* RECORD SET:

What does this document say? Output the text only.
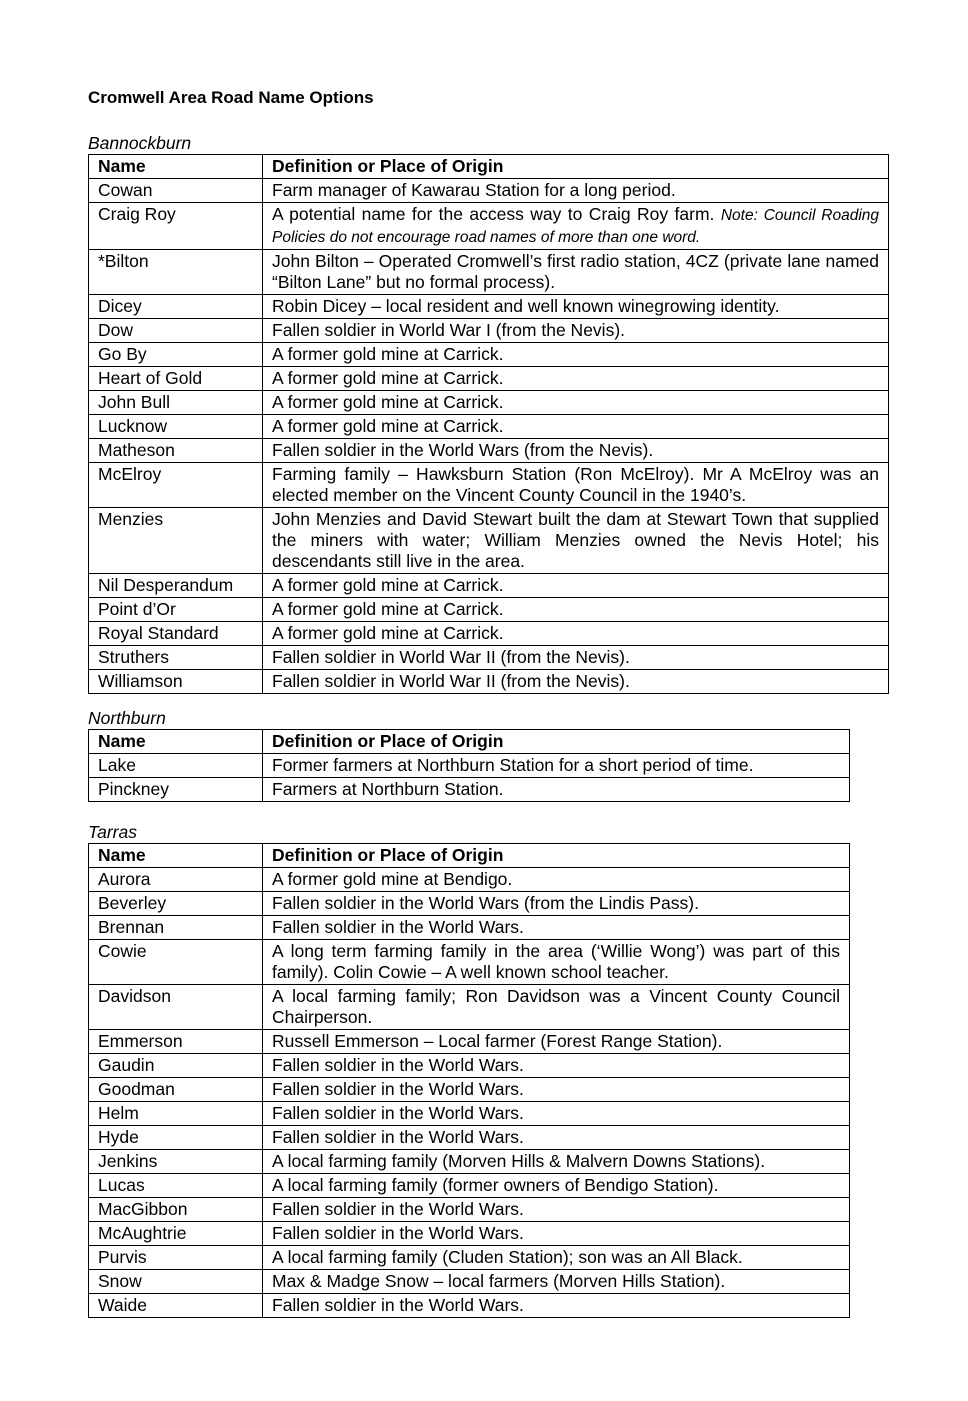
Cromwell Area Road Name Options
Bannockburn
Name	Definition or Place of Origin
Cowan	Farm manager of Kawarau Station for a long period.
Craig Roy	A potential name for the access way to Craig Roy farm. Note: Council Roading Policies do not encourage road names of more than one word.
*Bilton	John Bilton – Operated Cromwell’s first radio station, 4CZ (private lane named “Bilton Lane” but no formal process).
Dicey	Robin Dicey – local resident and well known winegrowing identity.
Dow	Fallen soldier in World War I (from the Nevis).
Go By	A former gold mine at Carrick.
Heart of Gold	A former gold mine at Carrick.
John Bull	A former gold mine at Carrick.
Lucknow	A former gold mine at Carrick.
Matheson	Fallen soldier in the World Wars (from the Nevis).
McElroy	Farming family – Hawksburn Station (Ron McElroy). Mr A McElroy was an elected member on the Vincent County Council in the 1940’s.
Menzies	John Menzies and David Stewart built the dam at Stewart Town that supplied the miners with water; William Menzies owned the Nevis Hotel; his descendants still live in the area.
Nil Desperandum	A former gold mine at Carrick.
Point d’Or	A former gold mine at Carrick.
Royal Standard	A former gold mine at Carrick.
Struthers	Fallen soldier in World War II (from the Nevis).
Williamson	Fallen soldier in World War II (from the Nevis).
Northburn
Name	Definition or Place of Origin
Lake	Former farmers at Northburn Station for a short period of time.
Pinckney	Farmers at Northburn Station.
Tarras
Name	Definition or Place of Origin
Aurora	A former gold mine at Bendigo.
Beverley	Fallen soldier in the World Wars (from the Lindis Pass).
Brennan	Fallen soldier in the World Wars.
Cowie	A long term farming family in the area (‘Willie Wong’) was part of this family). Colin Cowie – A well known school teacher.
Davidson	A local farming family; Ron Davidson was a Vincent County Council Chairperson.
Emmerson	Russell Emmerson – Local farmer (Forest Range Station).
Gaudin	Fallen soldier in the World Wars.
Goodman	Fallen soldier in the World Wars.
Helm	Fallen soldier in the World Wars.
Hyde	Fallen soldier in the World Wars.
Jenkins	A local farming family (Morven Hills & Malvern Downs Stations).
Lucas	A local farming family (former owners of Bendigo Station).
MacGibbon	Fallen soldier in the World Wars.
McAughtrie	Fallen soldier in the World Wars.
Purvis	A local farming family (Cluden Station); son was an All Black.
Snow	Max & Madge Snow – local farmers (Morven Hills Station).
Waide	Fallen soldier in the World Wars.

---

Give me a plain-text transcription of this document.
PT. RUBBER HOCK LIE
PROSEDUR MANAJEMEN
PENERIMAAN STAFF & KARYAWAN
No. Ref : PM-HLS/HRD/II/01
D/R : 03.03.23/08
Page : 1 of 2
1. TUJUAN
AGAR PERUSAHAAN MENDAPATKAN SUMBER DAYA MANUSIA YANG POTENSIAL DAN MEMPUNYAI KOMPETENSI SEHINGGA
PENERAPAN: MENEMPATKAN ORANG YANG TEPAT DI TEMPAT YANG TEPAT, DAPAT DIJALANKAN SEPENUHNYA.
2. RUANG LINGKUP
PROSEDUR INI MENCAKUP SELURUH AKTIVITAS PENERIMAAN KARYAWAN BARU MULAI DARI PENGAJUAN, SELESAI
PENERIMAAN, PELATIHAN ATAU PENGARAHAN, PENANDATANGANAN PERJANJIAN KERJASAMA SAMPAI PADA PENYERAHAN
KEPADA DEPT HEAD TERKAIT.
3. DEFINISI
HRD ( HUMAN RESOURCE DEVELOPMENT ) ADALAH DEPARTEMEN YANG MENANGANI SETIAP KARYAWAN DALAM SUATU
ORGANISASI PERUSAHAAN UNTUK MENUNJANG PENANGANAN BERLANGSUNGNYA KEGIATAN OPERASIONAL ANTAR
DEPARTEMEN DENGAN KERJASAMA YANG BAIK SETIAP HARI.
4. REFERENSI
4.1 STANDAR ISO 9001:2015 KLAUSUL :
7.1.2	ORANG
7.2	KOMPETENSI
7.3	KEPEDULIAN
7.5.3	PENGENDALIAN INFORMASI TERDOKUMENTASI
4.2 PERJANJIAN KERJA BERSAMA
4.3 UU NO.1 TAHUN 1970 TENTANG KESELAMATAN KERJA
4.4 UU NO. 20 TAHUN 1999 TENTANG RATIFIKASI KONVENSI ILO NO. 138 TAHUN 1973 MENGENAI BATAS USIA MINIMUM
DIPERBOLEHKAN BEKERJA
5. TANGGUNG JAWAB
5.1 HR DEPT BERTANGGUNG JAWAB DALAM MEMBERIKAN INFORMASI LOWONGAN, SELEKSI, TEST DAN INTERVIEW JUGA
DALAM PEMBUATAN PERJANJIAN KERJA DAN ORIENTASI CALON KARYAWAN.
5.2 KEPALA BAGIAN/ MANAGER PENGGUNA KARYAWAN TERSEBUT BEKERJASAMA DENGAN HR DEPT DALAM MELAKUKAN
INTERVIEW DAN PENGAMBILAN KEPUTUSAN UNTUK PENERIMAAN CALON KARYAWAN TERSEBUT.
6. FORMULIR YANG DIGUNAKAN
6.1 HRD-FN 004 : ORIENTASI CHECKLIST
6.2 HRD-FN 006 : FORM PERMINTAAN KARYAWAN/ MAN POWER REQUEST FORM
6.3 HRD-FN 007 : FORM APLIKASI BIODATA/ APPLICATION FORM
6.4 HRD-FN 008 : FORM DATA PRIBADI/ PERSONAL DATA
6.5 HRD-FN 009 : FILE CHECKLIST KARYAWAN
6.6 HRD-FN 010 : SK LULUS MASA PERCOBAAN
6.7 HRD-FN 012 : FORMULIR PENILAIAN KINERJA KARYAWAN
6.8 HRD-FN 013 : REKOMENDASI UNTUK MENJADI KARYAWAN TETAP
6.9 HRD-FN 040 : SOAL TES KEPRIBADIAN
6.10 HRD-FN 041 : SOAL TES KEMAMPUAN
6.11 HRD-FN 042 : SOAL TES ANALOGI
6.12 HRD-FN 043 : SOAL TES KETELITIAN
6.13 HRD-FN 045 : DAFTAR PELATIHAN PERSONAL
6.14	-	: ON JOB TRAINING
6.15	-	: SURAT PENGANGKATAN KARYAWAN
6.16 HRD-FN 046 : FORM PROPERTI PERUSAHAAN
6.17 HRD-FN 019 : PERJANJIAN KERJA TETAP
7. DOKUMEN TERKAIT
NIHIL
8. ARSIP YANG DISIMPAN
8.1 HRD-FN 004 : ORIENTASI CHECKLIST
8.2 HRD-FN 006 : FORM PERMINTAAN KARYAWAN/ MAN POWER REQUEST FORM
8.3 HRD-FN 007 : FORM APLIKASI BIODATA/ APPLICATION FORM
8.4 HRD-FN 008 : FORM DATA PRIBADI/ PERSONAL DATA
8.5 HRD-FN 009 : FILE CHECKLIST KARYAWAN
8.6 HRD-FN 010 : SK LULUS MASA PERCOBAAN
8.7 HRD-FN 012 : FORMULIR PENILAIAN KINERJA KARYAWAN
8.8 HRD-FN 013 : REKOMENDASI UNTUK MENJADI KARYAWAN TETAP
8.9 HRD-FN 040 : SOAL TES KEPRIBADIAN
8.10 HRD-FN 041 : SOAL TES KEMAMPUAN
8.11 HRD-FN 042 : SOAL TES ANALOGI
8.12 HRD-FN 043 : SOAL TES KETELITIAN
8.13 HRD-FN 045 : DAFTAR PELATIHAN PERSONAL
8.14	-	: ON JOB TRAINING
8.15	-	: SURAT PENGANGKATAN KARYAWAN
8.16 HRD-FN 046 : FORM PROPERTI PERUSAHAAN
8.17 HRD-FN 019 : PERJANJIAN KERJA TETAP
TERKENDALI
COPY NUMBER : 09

* GIVEN REQUEST:
Select all lines in the listing that include the word "BIODATA".

* TASK ANSWER:
6.3 HRD-FN 007 : FORM APLIKASI BIODATA/ APPLICATION FORM
8.3 HRD-FN 007 : FORM APLIKASI BIODATA/ APPLICATION FORM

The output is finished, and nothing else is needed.